AUFGABE: Welche Dinge nennt der Blogeintrag unten im Satz, der mit „Da liegt ein zerkrachter Böller“ beginnt, auf der Straße vor der Tür? Zähle alle auf.

ZU PRÜFENDER TEXT:
╭──

Dienstag, 12. Januar 2010

Gesichter


Gesichter

... Wieder zurück auf der Bildschirmoberfläche. 14 Tage lang war ich außerhalb vom Netz und habe es nicht vermisst. Ging "in mich". Da ist viel los. In jedem Gehirn gibt es so viele Nervenzellen mit unzähligen Kontaktmöglichkeiten, dass diese die Zahl aller Atome im gesamten Universum übersteigt, hörte ich. Was für eine Dimension unter meinem und Deinem Dach. Sie zu eröffnen ist mein Beruf. Kunst und Yoga. Die offizielle Kunstwelt mag diese Verbindung nicht sonderlich. Esoterikverdacht. Ein Vorurteil das sich etabliert hat, und das bequem ist und flach, wie jedes Vorurteil. Als sei jeder marktschreierische Hokuspokus dasselbe wie ein echtes Gebet. Aber gut, das ist eben so. Einen gewissen Preis an Ablehnung solcher Haltung bin ich bereit zu zahlen für den Luxus relativer Unbekanntheit die nötig ist, um ungestört in diesem Feld zu arbeiten. 

... An Sylvester malte ich die Nacht durch. Ein großes rhythmisches Bild. 

... Jetzt also wieder bloggen...´das ist wie die sieben Stufen aus meiner Berliner KunstKlosterZelle hochgehen und auf die öffentliche Straße treten. 
Da liegt ein zerkrachter Böller vor der Tür, dort fährt ein Auto und über die Straße geht ein Mann den ich nicht kenne, sowenig wie er mich. Dennoch teilen wir den selben Raum und bilden eine Begegnungskreuzung in KreuzBerg. Wir haben das Fremde gemeinsam. Und die Spanne zwischen Annäherung und Ignoranz.

╰──

Gespeicherte Einträge:
╭──

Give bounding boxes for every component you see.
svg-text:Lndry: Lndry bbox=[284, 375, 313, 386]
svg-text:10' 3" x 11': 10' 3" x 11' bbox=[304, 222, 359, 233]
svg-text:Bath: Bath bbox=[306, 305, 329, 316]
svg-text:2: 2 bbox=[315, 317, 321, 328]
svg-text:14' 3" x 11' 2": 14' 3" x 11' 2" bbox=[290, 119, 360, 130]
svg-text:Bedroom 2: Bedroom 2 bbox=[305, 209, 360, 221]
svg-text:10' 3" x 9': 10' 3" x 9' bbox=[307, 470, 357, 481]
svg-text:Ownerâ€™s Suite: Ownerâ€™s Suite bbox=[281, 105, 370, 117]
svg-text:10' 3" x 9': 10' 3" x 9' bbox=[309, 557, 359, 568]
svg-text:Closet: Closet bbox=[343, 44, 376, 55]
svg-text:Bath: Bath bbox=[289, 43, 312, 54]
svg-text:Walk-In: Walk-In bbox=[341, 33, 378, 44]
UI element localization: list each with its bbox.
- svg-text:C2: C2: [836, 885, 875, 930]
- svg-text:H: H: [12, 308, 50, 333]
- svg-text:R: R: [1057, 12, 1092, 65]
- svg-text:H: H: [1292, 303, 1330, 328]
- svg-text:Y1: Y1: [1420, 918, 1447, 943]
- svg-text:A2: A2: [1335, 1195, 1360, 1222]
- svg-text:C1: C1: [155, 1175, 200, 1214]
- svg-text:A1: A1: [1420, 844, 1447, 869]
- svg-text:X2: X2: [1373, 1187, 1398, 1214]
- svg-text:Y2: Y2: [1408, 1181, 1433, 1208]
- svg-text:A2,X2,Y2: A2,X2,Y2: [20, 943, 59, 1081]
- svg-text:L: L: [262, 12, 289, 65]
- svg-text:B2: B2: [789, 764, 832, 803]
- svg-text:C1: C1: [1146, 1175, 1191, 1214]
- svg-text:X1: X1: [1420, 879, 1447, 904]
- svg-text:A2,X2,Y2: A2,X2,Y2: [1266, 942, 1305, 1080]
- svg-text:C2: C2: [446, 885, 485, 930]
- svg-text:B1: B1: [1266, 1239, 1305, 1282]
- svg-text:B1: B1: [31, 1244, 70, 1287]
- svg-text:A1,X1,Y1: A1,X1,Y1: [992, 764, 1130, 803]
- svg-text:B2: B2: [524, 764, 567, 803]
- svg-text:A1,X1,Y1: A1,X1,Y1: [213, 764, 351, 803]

╰──

ANTWORT:
- ein zerkrachter Böller vor der Tür
- ein Auto, das dort fährt
- ein unbekannter Mann, der über die Straße geht